*Supplied material*

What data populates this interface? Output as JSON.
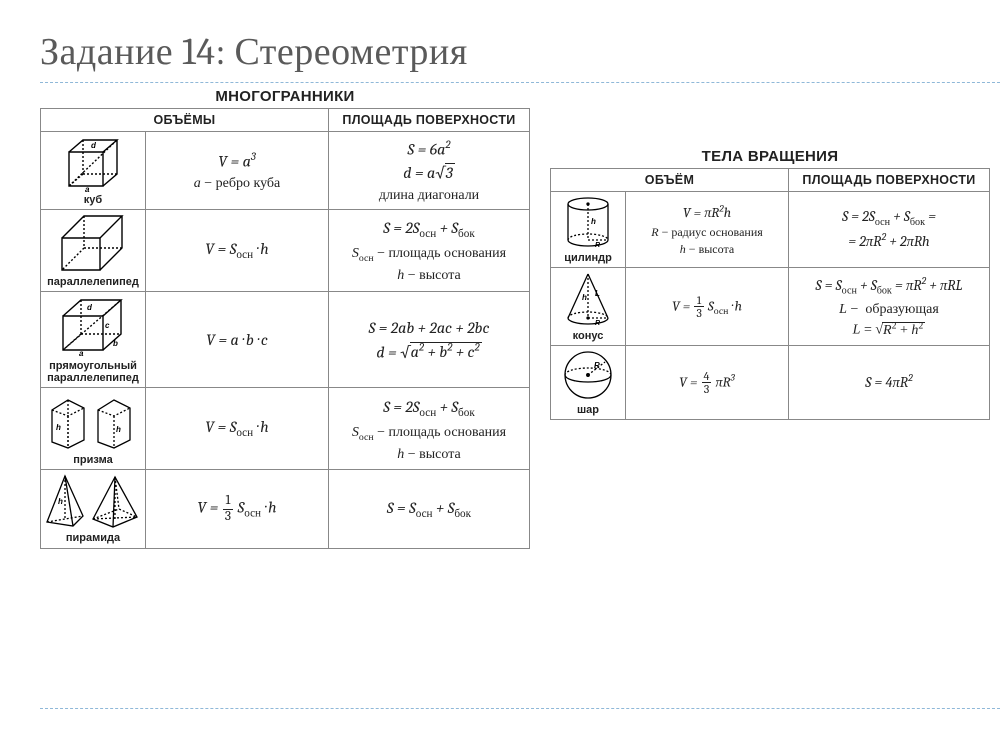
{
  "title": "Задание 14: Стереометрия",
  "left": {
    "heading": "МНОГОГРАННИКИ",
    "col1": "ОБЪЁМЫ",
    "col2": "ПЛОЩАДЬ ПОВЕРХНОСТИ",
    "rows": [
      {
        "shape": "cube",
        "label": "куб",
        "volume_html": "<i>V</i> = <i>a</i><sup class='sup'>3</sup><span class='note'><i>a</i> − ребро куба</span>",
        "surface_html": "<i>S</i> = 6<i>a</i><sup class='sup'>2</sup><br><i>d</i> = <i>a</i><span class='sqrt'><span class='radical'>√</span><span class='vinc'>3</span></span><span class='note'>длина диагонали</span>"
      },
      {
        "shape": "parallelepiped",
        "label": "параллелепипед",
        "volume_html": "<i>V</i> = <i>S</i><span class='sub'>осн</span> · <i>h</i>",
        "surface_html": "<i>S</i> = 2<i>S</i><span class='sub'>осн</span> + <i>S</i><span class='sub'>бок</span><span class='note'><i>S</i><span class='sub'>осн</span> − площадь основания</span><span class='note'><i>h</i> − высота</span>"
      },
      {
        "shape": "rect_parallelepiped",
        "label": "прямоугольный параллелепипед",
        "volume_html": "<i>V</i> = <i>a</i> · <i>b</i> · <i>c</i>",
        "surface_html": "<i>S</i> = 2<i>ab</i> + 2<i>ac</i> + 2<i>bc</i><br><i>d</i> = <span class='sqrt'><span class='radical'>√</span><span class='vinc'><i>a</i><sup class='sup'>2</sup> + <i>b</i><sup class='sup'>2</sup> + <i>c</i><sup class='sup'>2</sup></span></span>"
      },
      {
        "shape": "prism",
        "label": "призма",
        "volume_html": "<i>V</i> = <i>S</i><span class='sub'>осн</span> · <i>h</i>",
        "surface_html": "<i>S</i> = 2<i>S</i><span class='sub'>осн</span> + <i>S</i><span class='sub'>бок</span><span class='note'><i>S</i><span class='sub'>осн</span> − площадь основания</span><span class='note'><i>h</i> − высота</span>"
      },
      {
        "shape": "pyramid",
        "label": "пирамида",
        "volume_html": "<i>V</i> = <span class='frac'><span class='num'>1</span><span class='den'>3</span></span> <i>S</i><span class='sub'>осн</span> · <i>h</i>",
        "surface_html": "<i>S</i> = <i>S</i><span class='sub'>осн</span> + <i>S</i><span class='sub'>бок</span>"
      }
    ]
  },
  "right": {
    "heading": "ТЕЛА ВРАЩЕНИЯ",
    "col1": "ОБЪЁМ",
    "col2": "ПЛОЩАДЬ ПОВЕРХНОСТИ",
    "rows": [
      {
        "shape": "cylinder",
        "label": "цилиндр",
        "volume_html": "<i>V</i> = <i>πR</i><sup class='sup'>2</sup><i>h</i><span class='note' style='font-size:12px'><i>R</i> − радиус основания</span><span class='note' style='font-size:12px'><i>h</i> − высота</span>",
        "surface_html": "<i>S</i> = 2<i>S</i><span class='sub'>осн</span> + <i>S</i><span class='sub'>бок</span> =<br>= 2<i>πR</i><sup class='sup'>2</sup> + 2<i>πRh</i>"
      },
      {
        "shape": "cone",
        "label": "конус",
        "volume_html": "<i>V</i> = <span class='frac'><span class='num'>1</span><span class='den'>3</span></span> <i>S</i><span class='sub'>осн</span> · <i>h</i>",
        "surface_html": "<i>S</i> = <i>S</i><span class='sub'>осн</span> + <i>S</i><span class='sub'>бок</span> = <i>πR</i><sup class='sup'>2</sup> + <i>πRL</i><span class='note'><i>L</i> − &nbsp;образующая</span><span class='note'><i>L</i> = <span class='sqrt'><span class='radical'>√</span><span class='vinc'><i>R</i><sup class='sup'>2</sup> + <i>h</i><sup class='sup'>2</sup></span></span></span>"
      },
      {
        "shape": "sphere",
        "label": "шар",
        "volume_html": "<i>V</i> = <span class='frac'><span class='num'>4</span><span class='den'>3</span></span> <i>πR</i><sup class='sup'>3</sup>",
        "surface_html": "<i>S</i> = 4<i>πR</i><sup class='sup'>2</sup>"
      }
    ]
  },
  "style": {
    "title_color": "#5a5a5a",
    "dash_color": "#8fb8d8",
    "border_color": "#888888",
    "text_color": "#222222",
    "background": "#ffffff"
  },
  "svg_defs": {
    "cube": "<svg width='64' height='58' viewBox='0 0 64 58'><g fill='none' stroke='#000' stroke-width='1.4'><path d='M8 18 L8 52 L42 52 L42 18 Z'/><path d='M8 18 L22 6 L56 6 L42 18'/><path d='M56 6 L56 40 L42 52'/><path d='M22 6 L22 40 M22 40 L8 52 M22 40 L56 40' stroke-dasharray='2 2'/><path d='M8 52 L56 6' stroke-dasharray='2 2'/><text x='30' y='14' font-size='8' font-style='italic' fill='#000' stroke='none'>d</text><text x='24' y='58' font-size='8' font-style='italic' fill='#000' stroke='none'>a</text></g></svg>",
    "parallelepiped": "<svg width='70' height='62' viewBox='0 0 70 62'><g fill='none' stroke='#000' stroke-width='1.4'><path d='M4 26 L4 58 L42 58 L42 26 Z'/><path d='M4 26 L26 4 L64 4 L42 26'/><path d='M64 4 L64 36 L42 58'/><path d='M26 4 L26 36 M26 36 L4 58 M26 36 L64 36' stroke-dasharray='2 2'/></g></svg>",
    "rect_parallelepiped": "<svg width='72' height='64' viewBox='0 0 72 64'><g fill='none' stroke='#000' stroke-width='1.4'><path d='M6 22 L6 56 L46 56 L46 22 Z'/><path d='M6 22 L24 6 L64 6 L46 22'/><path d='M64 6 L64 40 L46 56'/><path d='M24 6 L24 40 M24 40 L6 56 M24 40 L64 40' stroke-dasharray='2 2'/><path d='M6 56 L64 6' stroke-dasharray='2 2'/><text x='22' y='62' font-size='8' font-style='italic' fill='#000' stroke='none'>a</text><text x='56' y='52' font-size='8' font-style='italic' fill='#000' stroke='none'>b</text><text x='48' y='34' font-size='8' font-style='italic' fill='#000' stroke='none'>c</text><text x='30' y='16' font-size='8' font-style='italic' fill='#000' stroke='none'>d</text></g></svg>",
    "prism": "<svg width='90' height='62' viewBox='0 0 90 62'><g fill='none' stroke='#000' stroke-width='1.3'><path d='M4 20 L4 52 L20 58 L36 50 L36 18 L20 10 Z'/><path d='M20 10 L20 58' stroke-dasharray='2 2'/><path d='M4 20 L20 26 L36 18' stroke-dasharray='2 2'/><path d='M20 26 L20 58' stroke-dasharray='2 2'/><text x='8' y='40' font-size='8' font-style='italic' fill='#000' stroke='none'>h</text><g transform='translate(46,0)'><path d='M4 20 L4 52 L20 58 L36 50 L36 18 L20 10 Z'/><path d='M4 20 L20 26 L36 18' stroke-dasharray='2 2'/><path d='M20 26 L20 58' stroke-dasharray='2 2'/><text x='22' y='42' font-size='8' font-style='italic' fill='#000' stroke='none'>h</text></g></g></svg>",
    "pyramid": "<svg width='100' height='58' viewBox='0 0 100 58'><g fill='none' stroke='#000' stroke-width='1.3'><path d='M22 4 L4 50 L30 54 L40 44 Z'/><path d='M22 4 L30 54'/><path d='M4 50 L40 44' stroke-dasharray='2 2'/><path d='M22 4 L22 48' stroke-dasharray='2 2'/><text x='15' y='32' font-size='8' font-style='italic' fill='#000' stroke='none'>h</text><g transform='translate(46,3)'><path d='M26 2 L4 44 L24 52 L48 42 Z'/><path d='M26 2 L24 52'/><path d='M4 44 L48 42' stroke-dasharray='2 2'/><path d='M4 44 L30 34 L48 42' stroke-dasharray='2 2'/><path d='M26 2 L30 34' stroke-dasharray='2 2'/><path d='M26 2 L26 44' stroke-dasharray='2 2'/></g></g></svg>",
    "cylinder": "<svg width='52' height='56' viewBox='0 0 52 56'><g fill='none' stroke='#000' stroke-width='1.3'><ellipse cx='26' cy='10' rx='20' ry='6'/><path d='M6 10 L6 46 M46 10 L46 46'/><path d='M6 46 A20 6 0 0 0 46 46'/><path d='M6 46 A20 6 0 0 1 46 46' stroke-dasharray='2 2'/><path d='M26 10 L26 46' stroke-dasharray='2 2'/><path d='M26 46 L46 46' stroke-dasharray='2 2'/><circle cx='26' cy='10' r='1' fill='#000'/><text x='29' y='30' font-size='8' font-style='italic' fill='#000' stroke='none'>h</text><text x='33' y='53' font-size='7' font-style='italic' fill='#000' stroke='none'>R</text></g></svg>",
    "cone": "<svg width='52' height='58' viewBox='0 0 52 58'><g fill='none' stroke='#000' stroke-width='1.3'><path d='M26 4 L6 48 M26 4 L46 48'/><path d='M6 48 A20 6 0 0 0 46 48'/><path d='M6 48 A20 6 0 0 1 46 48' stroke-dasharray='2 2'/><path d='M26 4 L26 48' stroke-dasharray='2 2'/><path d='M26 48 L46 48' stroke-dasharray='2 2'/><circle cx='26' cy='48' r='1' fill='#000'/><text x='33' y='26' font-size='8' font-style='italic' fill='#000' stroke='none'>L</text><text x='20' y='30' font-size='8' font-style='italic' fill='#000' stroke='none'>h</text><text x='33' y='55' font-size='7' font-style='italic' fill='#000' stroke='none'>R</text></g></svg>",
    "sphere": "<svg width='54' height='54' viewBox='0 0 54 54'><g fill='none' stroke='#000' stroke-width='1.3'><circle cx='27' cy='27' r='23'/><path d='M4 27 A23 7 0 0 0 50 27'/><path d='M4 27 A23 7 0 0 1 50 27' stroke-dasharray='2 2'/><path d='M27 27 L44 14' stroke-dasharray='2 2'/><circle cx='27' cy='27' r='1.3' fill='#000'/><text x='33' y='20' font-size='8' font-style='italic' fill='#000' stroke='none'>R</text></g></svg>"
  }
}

*What the exercise asks*
Each line in the data that holds the string "sphere" should be found and copied.

*Reply*
        "shape": "sphere",
    "sphere": "<svg width='54' height='54' viewBox='0 0 54 54'><g fill='none' stroke='#000' stroke-width='1.3'><circle cx='27' cy='27' r='23'/><path d='M4 27 A23 7 0 0 0 50 27'/><path d='M4 27 A23 7 0 0 1 50 27' stroke-dasharray='2 2'/><path d='M27 27 L44 14' stroke-dasharray='2 2'/><circle cx='27' cy='27' r='1.3' fill='#000'/><text x='33' y='20' font-size='8' font-style='italic' fill='#000' stroke='none'>R</text></g></svg>"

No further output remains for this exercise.